**SET PROBLEM 1**
In the VCAP7-DTM exam excerpt below, which VMworld 2018 session does the writer summarize along with the reference architecture?

**EXCERPT TO READ**
-- Begin --
VCAP7-DTM Design Exam, Part 10

In part 10 of my VCAP7-DTM Design exam series we take a look at the Horizon 7 Enterprise Reference Architecture.

To be honest, I didn’t study that much the last two weeks but I checked a few documents about App Volumes, Mirage, ThinApp and User Environment Manager.

This time I would like to summarize what I have learned from the reference architecture and the VMworld 2018 session called Architecting Horizon 7 Enterprise: The Official Reference Architecture (WIN3451BUR).

I only focus on the component design part since I already covered topics like use cases, business drivers, design methodology etc.

Horizon 7

A successful deployment depends on good planning and a very good understanding of the platform. The core elements include Connection Server, Composer, Horizon Agent and Horizon Client. Part 4 to part 9 cover the Horizon 7 component design and also provide more information on the following components.
-- End --
**RECORDED INFORMATION**
-- Begin --
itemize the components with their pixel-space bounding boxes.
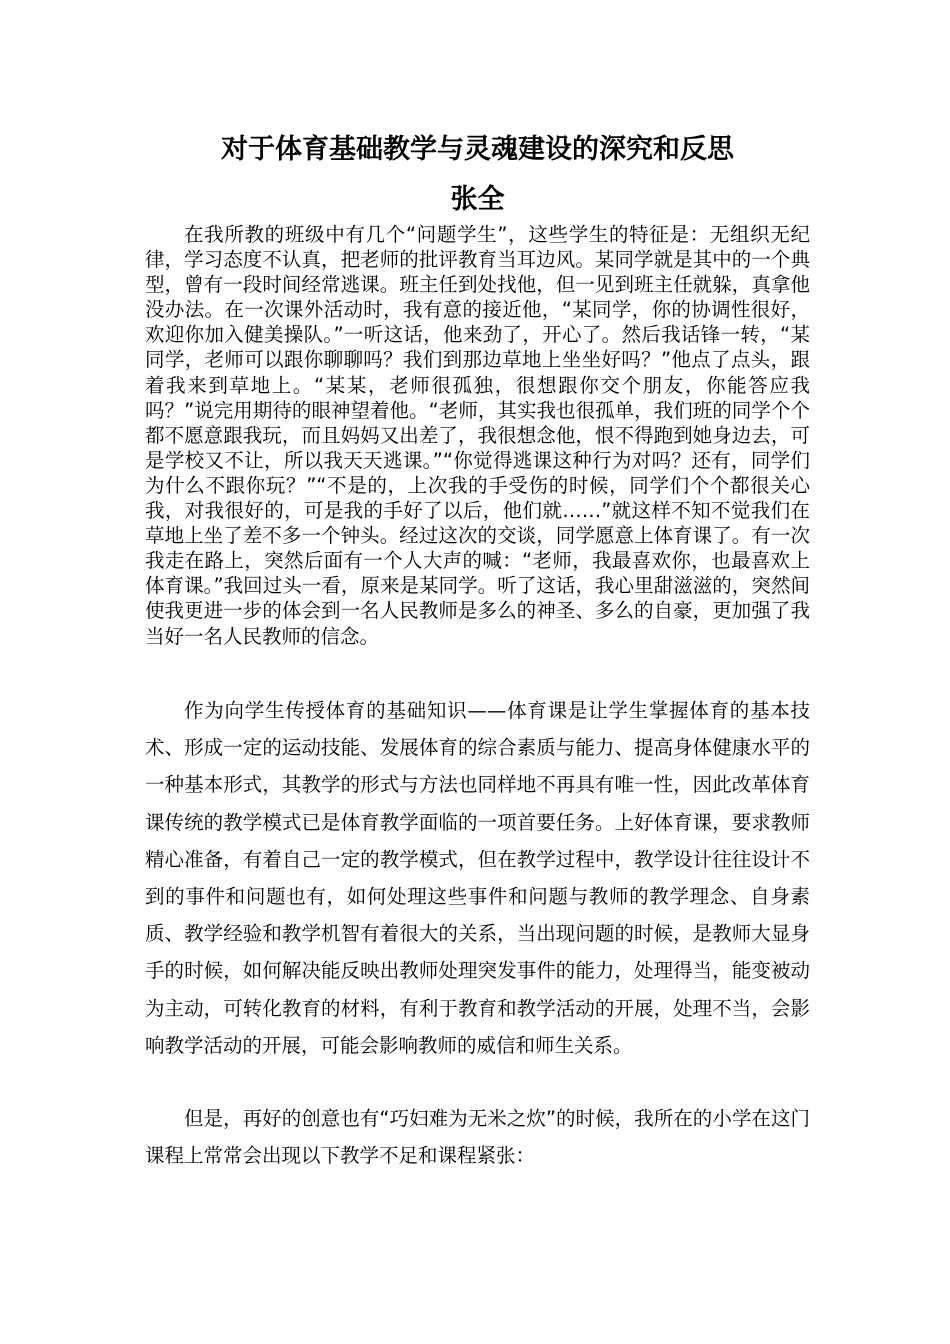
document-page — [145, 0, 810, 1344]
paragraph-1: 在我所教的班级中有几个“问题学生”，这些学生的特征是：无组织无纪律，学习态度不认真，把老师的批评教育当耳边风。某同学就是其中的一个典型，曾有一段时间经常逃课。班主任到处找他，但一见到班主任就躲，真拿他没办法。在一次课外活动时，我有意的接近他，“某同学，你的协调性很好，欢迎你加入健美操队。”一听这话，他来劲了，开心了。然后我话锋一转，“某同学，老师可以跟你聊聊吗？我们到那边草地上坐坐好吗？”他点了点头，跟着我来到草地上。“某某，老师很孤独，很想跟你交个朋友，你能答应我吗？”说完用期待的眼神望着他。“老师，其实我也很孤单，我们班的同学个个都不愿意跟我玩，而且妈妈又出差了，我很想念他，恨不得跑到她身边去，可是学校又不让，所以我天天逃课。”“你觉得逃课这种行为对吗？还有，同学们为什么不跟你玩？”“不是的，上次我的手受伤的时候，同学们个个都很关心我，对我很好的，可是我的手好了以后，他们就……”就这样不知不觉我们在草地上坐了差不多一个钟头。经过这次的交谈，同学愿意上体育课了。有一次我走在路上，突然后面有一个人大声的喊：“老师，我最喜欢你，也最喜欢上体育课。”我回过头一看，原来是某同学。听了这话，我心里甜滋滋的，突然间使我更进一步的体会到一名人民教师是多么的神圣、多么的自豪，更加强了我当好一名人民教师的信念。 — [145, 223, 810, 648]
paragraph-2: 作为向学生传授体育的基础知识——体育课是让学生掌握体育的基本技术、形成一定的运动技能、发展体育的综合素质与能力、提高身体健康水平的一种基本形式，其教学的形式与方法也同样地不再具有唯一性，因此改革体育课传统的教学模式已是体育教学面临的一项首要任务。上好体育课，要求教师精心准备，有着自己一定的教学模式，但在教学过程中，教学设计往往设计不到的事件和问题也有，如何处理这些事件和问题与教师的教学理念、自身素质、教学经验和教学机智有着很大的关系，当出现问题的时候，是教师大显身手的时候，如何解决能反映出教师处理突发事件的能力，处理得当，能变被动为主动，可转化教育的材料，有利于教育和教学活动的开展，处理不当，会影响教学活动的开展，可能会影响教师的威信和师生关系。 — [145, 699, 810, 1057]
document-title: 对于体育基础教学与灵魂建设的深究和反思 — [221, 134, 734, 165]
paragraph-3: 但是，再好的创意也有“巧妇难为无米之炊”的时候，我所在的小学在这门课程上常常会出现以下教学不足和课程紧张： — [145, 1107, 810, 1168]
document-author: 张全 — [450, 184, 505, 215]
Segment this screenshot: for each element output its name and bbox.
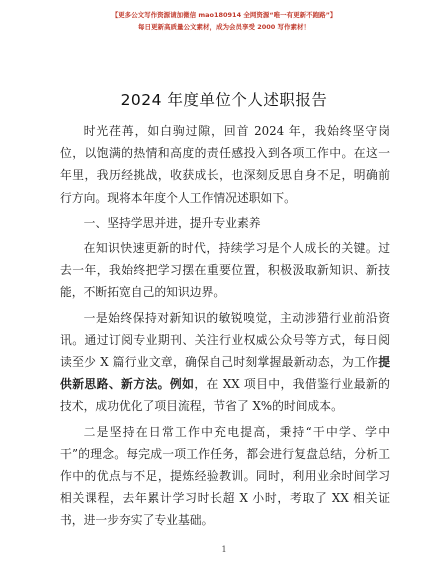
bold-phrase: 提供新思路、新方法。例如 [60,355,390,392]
-- End --
**SET PROBLEM 2**
Count the lines in the records above that contain the string "document", and give only the number.

**TASK SOLUTION 1**
Architecting Horizon 7 Enterprise: The Official Reference Architecture (WIN3451BUR).

**TASK SOLUTION 2**
3